>> START RECORDS FOR THE TASK

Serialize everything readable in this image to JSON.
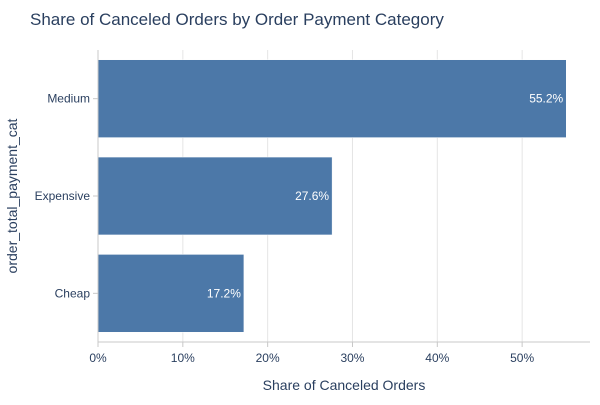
{
  "chart_data": {
    "type": "bar",
    "orientation": "horizontal",
    "title": "Share of Canceled Orders by Order Payment Category",
    "xlabel": "Share of Canceled Orders",
    "ylabel": "order_total_payment_cat",
    "categories": [
      "Medium",
      "Expensive",
      "Cheap"
    ],
    "values": [
      55.2,
      27.6,
      17.2
    ],
    "value_labels": [
      "55.2%",
      "27.6%",
      "17.2%"
    ],
    "xlim": [
      0,
      58
    ],
    "x_ticks": [
      0,
      10,
      20,
      30,
      40,
      50
    ],
    "x_tick_labels": [
      "0%",
      "10%",
      "20%",
      "30%",
      "40%",
      "50%"
    ],
    "grid": "vertical",
    "legend": "none",
    "colors": {
      "bar": "#4c78a8",
      "bar_border": "#ffffff",
      "text": "#2a3f5f",
      "grid": "#e5e5e5",
      "axis": "#c8c8c8",
      "value_label": "#ffffff"
    }
  }
}
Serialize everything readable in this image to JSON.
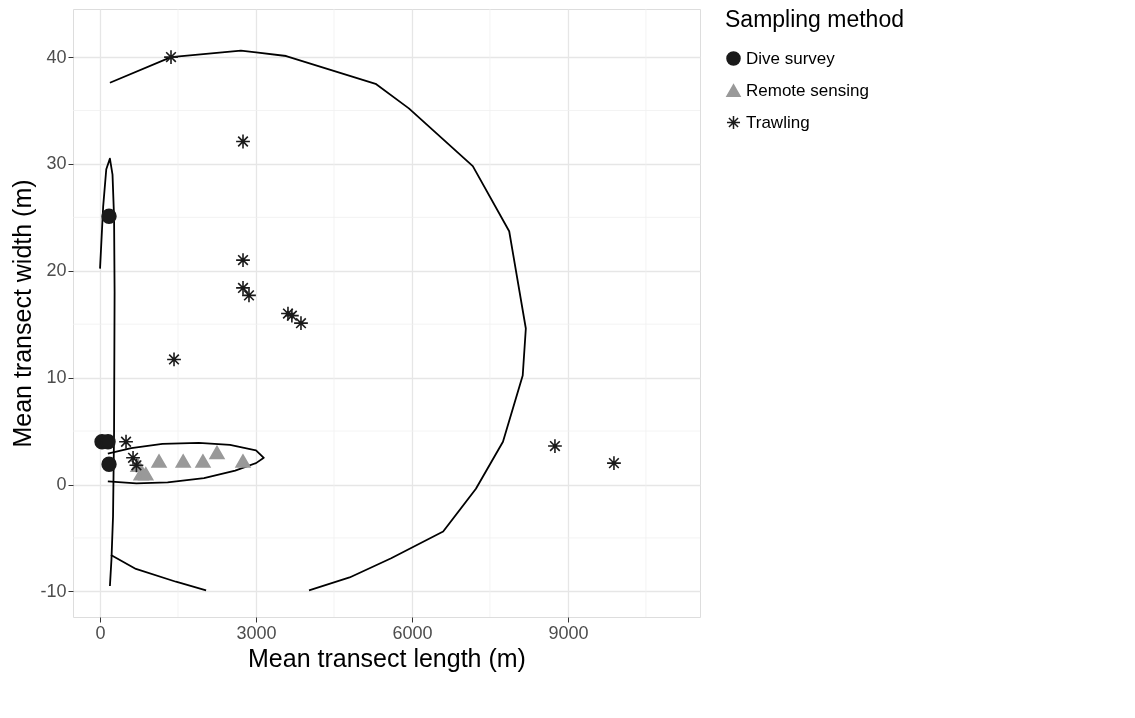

>> END RECORDS FOR THE TASK

## PROBLEM
Copy every line in the records above that contains the word "Orders".

## ANSWER FOR THE TASK
    "title": "Share of Canceled Orders by Order Payment Category",
    "xlabel": "Share of Canceled Orders",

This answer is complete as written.